> _ITEMS_:
● ● ● ●
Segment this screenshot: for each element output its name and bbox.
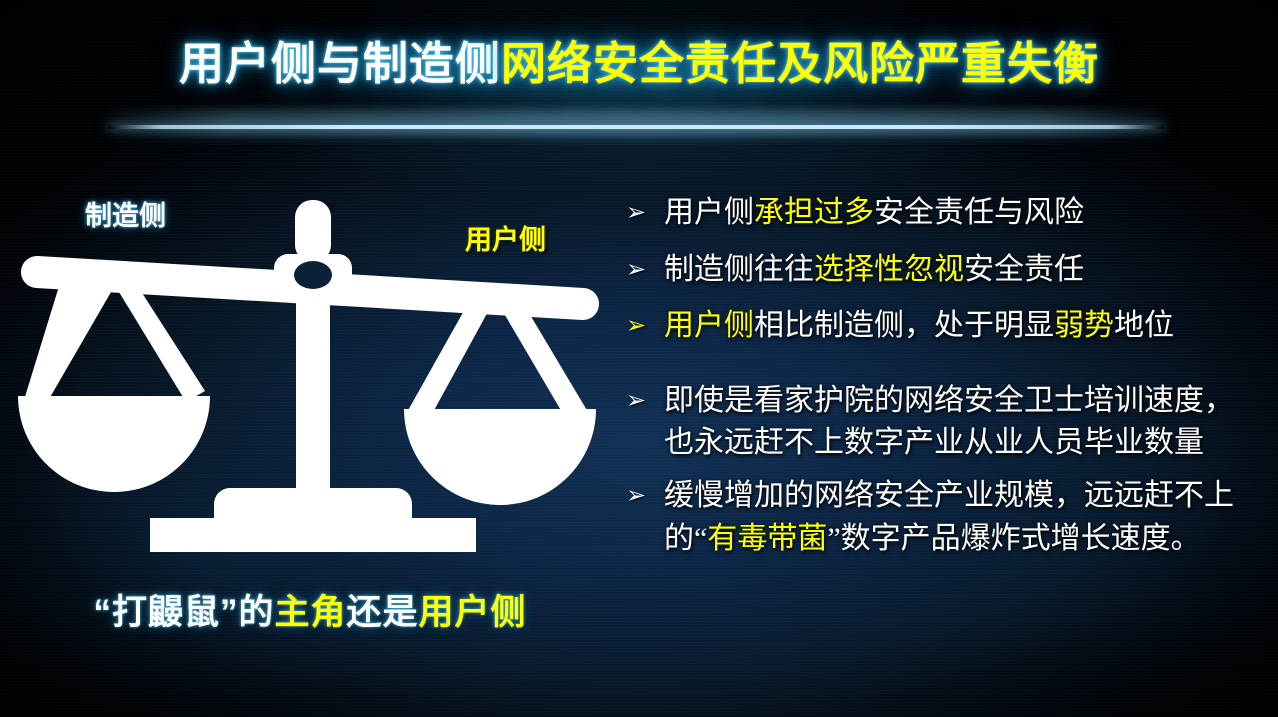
● ● ● ●
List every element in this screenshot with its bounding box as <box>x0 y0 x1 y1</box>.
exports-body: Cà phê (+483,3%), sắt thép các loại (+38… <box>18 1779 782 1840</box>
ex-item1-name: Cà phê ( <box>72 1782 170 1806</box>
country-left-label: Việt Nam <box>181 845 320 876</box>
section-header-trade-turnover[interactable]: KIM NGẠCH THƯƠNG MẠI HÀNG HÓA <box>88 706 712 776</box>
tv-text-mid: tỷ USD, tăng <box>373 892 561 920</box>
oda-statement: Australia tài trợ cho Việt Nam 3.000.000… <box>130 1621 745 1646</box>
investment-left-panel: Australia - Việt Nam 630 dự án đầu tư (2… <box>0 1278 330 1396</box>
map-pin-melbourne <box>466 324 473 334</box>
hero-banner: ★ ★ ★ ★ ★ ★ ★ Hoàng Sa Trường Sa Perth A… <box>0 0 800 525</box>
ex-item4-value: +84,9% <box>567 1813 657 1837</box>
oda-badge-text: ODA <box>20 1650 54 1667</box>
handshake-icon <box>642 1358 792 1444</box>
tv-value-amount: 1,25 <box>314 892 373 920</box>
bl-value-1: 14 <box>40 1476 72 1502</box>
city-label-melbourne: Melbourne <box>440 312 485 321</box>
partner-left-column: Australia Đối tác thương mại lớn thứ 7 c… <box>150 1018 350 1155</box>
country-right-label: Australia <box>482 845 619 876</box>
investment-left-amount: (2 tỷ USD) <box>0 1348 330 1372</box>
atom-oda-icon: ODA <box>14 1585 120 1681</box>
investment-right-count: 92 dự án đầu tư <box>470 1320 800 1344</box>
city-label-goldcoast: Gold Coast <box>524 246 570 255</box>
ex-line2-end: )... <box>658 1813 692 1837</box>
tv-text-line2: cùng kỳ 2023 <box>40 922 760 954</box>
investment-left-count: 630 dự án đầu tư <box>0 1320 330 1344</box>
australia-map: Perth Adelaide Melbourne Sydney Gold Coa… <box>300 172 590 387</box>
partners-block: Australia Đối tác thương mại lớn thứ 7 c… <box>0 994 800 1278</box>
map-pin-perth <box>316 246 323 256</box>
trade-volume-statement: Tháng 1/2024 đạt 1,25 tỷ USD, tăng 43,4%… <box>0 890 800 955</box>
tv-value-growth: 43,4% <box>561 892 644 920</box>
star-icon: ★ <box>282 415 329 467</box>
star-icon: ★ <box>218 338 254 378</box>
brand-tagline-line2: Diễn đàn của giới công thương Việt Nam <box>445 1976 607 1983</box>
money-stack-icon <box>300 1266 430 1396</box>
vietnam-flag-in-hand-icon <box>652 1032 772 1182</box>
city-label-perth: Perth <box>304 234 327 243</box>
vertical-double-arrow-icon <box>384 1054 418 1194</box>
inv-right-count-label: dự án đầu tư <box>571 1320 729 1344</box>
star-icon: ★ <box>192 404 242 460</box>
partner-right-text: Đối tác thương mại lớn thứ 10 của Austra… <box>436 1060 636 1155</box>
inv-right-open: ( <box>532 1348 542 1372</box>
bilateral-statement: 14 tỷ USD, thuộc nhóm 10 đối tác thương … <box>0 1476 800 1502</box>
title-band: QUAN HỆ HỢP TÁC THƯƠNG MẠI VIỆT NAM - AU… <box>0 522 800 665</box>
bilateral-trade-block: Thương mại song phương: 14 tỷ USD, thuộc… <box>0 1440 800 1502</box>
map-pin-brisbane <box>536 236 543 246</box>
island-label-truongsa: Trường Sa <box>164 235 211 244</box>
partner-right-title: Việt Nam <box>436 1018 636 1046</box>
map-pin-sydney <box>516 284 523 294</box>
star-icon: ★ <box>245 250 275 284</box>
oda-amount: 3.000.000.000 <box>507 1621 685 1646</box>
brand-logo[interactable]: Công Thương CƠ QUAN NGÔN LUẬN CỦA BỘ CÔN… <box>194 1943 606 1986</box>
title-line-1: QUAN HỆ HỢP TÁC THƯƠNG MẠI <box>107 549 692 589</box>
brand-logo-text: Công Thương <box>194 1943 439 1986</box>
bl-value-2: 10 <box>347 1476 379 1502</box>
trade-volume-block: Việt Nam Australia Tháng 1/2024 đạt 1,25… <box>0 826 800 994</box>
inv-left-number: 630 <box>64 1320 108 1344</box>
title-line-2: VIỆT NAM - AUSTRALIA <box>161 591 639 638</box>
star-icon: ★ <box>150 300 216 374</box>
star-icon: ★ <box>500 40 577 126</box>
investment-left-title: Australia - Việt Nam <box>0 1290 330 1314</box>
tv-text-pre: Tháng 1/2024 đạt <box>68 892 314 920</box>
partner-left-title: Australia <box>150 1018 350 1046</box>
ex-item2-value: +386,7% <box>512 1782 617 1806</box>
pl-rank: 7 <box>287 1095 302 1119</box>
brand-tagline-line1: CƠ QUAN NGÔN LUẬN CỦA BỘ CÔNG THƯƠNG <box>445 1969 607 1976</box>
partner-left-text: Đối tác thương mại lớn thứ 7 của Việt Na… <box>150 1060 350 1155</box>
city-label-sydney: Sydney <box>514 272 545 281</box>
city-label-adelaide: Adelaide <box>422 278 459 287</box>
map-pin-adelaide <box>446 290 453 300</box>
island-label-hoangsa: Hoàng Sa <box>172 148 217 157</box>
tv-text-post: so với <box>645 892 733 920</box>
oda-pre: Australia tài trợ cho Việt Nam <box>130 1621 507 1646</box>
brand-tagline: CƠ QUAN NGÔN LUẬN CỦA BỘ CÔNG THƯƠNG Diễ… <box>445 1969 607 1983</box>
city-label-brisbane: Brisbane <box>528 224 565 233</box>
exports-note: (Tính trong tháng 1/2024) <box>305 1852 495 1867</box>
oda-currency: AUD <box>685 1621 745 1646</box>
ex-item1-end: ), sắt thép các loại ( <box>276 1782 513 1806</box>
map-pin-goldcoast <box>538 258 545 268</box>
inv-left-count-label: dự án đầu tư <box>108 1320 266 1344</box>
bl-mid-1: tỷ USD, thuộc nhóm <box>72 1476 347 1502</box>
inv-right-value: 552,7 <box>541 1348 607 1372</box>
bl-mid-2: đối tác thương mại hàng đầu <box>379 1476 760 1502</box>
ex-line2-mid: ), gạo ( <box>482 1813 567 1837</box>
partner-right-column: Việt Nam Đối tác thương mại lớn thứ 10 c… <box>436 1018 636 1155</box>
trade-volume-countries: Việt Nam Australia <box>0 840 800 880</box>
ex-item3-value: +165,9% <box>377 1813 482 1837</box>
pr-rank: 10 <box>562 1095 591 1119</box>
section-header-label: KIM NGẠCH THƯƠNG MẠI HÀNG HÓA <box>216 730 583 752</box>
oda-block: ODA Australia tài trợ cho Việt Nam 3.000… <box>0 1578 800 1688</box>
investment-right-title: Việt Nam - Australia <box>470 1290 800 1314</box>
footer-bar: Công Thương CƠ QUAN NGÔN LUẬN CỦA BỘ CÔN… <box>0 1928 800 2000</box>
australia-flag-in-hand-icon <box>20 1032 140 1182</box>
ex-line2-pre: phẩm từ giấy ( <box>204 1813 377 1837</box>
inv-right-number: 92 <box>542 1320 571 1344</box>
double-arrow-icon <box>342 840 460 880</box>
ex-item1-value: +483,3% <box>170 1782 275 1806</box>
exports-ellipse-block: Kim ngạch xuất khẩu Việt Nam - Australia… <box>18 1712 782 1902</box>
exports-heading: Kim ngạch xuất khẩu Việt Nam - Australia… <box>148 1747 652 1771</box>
● ● ● ●
> _PROBLEM TO WORK ON_: Copy the material from the line containing "List every element" through the line containing "handshake-icon <box>642 1358 792 1444</box>", inclusive, and substitute "oda-label-text" for "oda-badge-text". Leave everything else unchanged.

> _RESULT BELOW_:
List every element in this screenshot with its bounding box as <box>x0 y0 x1 y1</box>.
exports-body: Cà phê (+483,3%), sắt thép các loại (+38… <box>18 1779 782 1840</box>
ex-item1-name: Cà phê ( <box>72 1782 170 1806</box>
country-left-label: Việt Nam <box>181 845 320 876</box>
section-header-trade-turnover[interactable]: KIM NGẠCH THƯƠNG MẠI HÀNG HÓA <box>88 706 712 776</box>
tv-text-mid: tỷ USD, tăng <box>373 892 561 920</box>
oda-statement: Australia tài trợ cho Việt Nam 3.000.000… <box>130 1621 745 1646</box>
investment-left-panel: Australia - Việt Nam 630 dự án đầu tư (2… <box>0 1278 330 1396</box>
map-pin-melbourne <box>466 324 473 334</box>
hero-banner: ★ ★ ★ ★ ★ ★ ★ Hoàng Sa Trường Sa Perth A… <box>0 0 800 525</box>
ex-item4-value: +84,9% <box>567 1813 657 1837</box>
oda-label-text: ODA <box>20 1650 54 1667</box>
handshake-icon <box>642 1358 792 1444</box>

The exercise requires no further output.